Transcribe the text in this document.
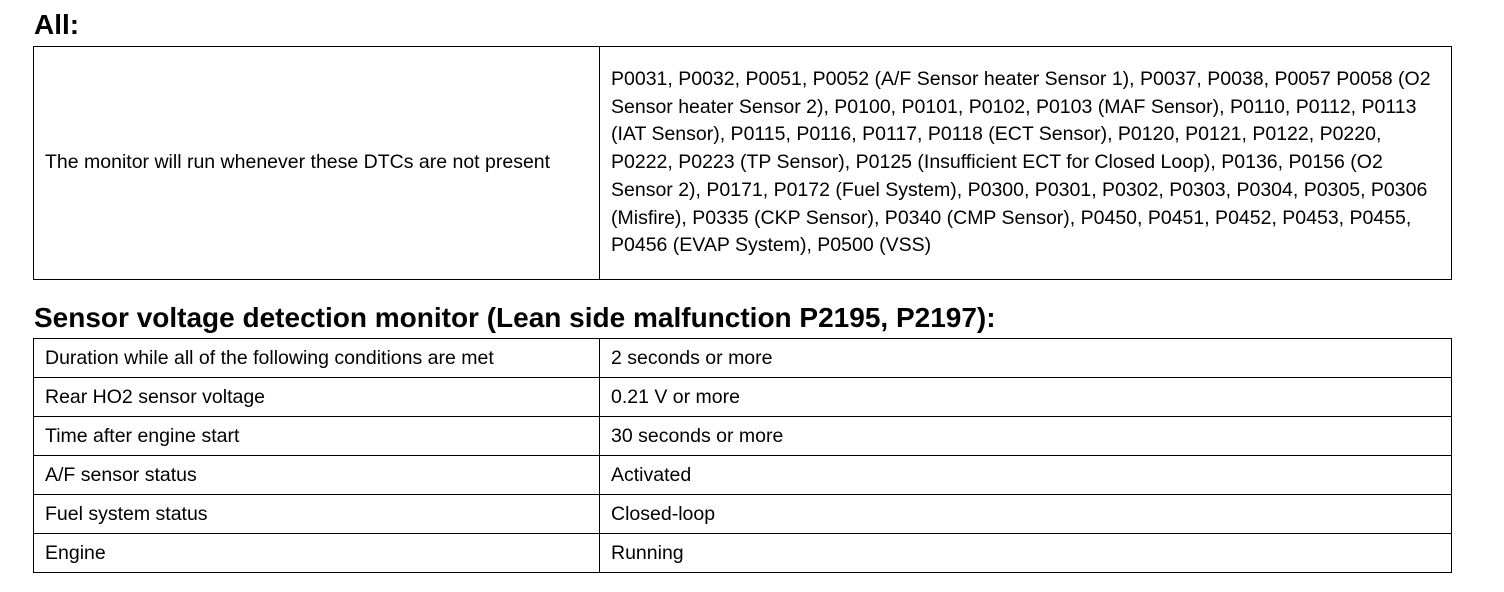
All:
The monitor will run whenever these DTCs are not present	P0031, P0032, P0051, P0052 (A/F Sensor heater Sensor 1), P0037, P0038, P0057 P0058 (O2 Sensor heater Sensor 2), P0100, P0101, P0102, P0103 (MAF Sensor), P0110, P0112, P0113 (IAT Sensor), P0115, P0116, P0117, P0118 (ECT Sensor), P0120, P0121, P0122, P0220, P0222, P0223 (TP Sensor), P0125 (Insufficient ECT for Closed Loop), P0136, P0156 (O2 Sensor 2), P0171, P0172 (Fuel System), P0300, P0301, P0302, P0303, P0304, P0305, P0306 (Misfire), P0335 (CKP Sensor), P0340 (CMP Sensor), P0450, P0451, P0452, P0453, P0455, P0456 (EVAP System), P0500 (VSS)
Sensor voltage detection monitor (Lean side malfunction P2195, P2197):
Duration while all of the following conditions are met	2 seconds or more
Rear HO2 sensor voltage	0.21 V or more
Time after engine start	30 seconds or more
A/F sensor status	Activated
Fuel system status	Closed-loop
Engine	Running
- - - - - - -
Print all of the records shown above exactly, leaving out each picture.

Transcribe the text in this document.
All:
The monitor will run whenever these DTCs are not present	P0031, P0032, P0051, P0052 (A/F Sensor heater Sensor 1), P0037, P0038, P0057 P0058 (O2 Sensor heater Sensor 2), P0100, P0101, P0102, P0103 (MAF Sensor), P0110, P0112, P0113 (IAT Sensor), P0115, P0116, P0117, P0118 (ECT Sensor), P0120, P0121, P0122, P0220, P0222, P0223 (TP Sensor), P0125 (Insufficient ECT for Closed Loop), P0136, P0156 (O2 Sensor 2), P0171, P0172 (Fuel System), P0300, P0301, P0302, P0303, P0304, P0305, P0306 (Misfire), P0335 (CKP Sensor), P0340 (CMP Sensor), P0450, P0451, P0452, P0453, P0455, P0456 (EVAP System), P0500 (VSS)
Sensor voltage detection monitor (Lean side malfunction P2195, P2197):
Duration while all of the following conditions are met	2 seconds or more
Rear HO2 sensor voltage	0.21 V or more
Time after engine start	30 seconds or more
A/F sensor status	Activated
Fuel system status	Closed-loop
Engine	Running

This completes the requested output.